SHORT EXERCISE: Copy nothing but the stretch that opens with the line containing "What's the underlying" and closes with the line containing "Give me the". Keep pictures out.

RAW RECORDS:
#####

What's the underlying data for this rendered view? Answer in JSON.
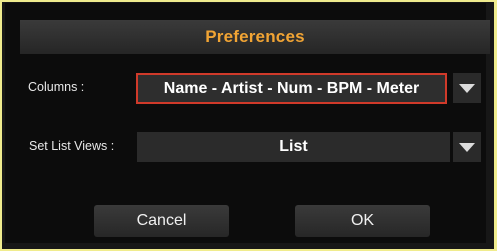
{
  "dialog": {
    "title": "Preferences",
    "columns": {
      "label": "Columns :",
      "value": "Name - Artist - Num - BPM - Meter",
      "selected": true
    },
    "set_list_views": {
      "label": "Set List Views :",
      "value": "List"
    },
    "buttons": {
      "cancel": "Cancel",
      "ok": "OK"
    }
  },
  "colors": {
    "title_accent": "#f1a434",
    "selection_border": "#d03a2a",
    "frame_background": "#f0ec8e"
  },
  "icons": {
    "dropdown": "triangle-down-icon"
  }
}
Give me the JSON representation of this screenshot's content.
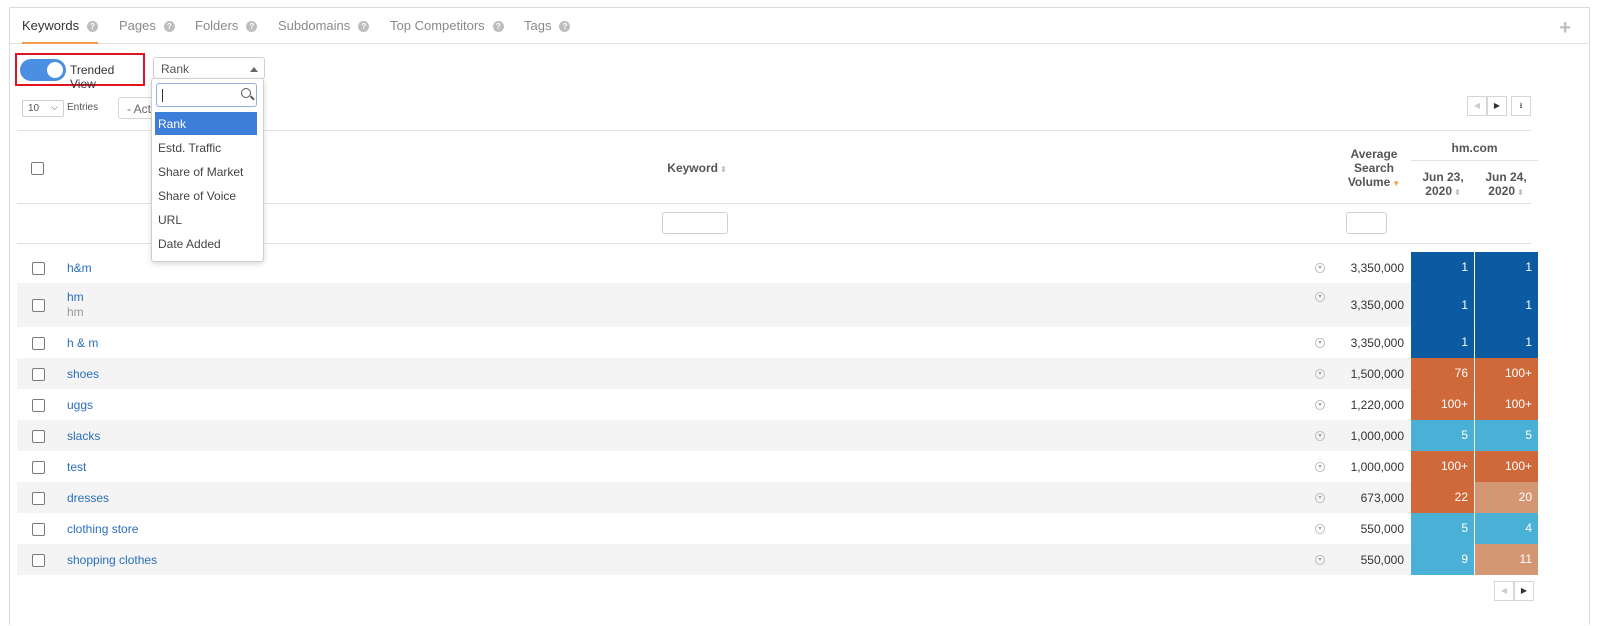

#####

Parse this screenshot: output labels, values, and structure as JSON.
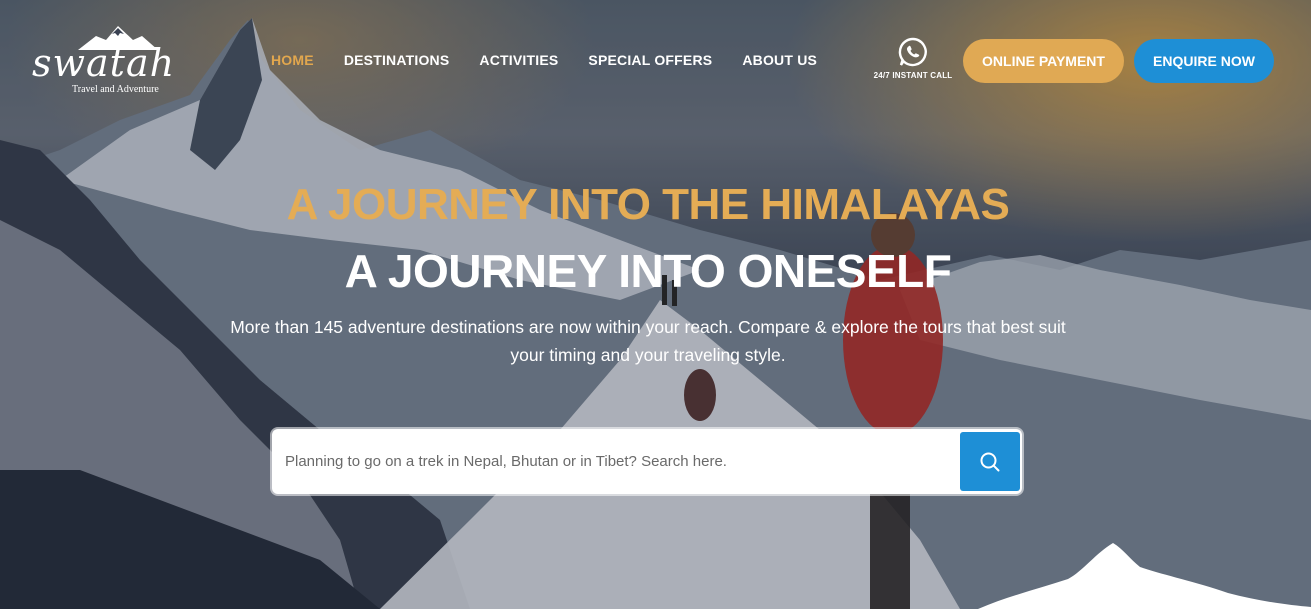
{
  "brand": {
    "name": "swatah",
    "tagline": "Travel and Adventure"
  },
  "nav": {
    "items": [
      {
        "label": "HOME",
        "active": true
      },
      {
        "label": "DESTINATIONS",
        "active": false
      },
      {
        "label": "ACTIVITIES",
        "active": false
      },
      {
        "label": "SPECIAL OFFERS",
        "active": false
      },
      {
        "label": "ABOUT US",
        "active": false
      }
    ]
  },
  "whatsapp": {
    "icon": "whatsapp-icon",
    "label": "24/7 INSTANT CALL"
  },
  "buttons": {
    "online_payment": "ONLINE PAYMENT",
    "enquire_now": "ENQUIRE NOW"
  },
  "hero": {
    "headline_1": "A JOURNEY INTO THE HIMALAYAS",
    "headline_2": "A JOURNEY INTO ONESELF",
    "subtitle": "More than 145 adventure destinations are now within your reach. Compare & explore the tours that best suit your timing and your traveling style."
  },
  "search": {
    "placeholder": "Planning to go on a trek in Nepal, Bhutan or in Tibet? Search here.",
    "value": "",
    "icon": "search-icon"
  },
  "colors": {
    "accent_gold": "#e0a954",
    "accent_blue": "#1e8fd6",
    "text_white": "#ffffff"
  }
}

#####

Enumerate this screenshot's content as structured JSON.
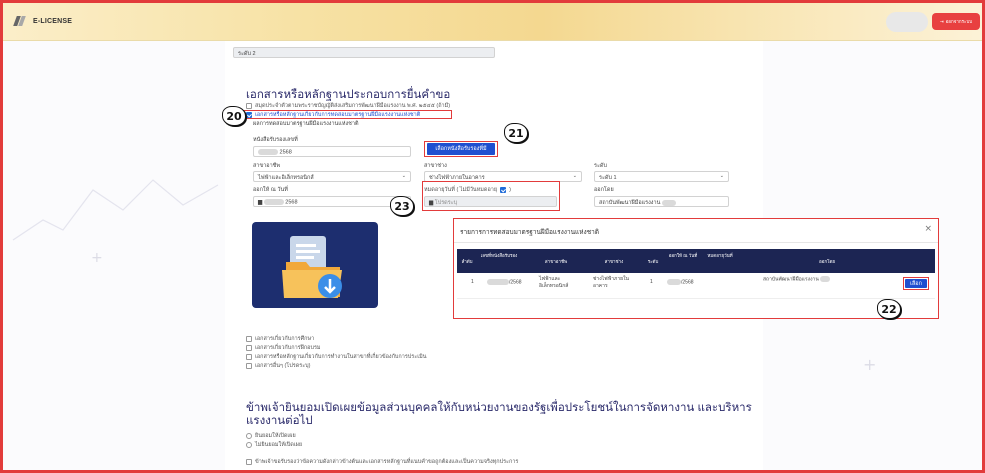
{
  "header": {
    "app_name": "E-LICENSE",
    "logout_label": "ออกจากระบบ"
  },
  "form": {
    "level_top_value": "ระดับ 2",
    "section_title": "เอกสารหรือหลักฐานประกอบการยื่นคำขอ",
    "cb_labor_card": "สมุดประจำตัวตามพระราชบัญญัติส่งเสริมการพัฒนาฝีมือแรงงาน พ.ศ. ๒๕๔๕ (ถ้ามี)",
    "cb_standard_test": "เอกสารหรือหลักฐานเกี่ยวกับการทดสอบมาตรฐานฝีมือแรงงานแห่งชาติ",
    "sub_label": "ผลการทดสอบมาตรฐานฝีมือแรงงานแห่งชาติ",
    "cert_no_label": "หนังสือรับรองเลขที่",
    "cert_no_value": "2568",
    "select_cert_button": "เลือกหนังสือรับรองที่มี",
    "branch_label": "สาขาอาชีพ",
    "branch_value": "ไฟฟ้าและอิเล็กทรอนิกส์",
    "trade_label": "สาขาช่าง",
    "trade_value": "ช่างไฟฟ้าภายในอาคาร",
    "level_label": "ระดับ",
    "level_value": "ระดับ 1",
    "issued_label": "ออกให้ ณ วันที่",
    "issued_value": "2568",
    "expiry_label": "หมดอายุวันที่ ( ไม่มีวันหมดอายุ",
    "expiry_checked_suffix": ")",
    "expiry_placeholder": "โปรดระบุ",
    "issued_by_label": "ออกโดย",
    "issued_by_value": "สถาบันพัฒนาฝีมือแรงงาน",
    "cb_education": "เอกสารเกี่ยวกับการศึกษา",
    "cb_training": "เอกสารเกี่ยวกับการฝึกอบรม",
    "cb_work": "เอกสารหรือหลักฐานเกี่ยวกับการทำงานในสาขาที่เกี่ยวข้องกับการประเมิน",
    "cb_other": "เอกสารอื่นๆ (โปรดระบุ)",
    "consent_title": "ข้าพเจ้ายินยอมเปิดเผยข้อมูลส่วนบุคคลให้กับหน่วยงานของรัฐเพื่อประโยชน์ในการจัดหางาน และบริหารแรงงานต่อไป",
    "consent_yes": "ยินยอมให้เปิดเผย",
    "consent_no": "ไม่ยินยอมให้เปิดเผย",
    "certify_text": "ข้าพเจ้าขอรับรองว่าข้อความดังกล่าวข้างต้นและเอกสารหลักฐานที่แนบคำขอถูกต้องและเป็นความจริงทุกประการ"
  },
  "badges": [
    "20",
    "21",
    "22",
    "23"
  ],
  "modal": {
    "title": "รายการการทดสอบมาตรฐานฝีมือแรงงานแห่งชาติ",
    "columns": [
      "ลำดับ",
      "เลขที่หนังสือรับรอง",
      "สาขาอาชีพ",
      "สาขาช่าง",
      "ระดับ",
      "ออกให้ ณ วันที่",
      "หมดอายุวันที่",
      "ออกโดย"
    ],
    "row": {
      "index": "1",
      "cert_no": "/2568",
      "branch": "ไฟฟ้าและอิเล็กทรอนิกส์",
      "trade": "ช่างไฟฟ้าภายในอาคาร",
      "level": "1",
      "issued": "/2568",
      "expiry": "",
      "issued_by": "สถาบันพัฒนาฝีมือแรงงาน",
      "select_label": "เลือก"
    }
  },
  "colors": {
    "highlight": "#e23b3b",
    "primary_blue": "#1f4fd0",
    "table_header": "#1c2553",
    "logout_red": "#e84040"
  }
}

#####

PROBLEM SOLUTION:
What's the underlying data for this rendered view? Answer in JSON.
{
  "dialog": {
    "title": "Preferences",
    "columns": {
      "label": "Columns :",
      "value": "Name - Artist - Num - BPM - Meter",
      "selected": true
    },
    "set_list_views": {
      "label": "Set List Views :",
      "value": "List"
    },
    "buttons": {
      "cancel": "Cancel",
      "ok": "OK"
    }
  },
  "colors": {
    "title_accent": "#f1a434",
    "selection_border": "#d03a2a",
    "frame_background": "#f0ec8e"
  },
  "icons": {
    "dropdown": "triangle-down-icon"
  }
}
Give me the JSON representation of this screenshot's content.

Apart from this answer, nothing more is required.